* _Source material_:
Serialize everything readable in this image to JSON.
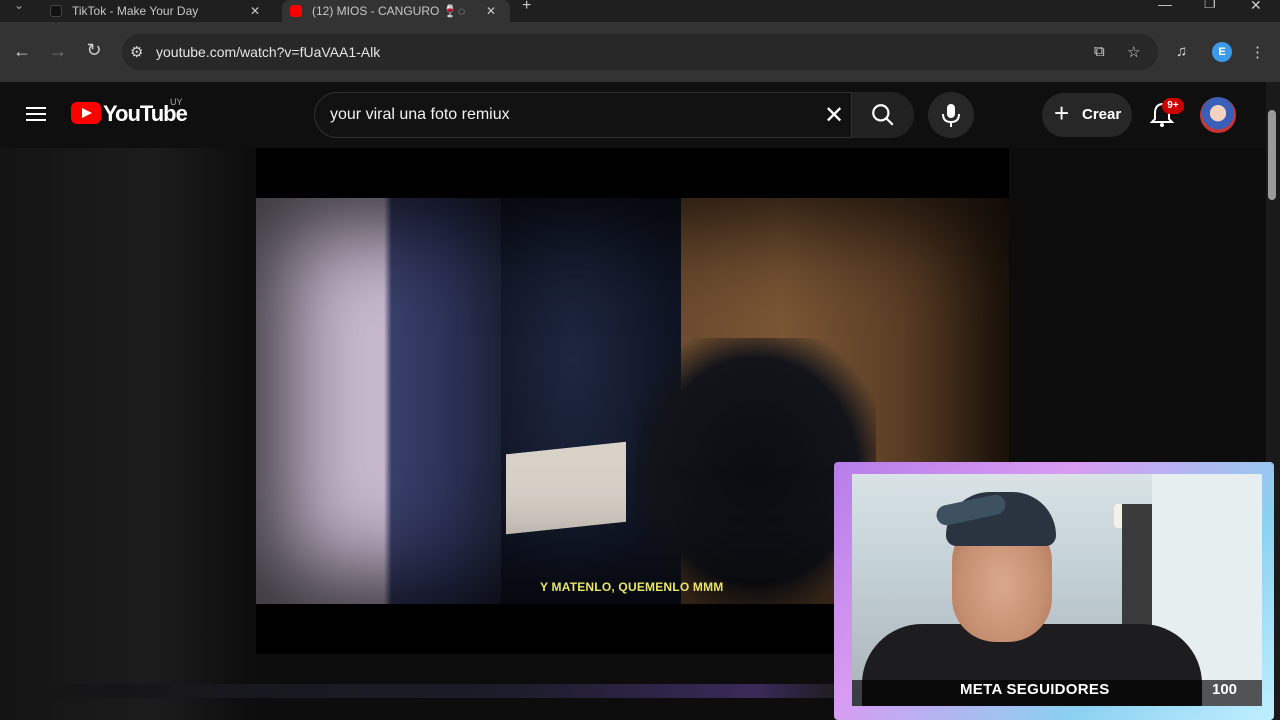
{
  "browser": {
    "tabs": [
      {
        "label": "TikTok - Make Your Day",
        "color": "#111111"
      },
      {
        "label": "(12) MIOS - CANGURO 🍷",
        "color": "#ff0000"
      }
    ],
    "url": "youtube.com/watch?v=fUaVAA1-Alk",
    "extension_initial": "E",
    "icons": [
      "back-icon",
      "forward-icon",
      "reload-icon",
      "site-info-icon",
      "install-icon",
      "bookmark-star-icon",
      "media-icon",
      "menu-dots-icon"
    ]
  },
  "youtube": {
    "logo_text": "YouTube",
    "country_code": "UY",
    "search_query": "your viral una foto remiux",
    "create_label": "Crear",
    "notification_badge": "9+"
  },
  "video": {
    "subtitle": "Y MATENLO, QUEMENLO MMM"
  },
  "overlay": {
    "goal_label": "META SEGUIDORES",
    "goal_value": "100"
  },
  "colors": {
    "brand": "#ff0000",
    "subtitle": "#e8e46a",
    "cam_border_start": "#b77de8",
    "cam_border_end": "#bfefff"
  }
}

* _Task instructions_: Transcribe the entries above verbatim, omitting their pictures.

* _Response to this task_:
Serialize everything readable in this image to JSON.
{
  "browser": {
    "tabs": [
      {
        "label": "TikTok - Make Your Day",
        "color": "#111111"
      },
      {
        "label": "(12) MIOS - CANGURO 🍷",
        "color": "#ff0000"
      }
    ],
    "url": "youtube.com/watch?v=fUaVAA1-Alk",
    "extension_initial": "E",
    "icons": [
      "back-icon",
      "forward-icon",
      "reload-icon",
      "site-info-icon",
      "install-icon",
      "bookmark-star-icon",
      "media-icon",
      "menu-dots-icon"
    ]
  },
  "youtube": {
    "logo_text": "YouTube",
    "country_code": "UY",
    "search_query": "your viral una foto remiux",
    "create_label": "Crear",
    "notification_badge": "9+"
  },
  "video": {
    "subtitle": "Y MATENLO, QUEMENLO MMM"
  },
  "overlay": {
    "goal_label": "META SEGUIDORES",
    "goal_value": "100"
  },
  "colors": {
    "brand": "#ff0000",
    "subtitle": "#e8e46a",
    "cam_border_start": "#b77de8",
    "cam_border_end": "#bfefff"
  }
}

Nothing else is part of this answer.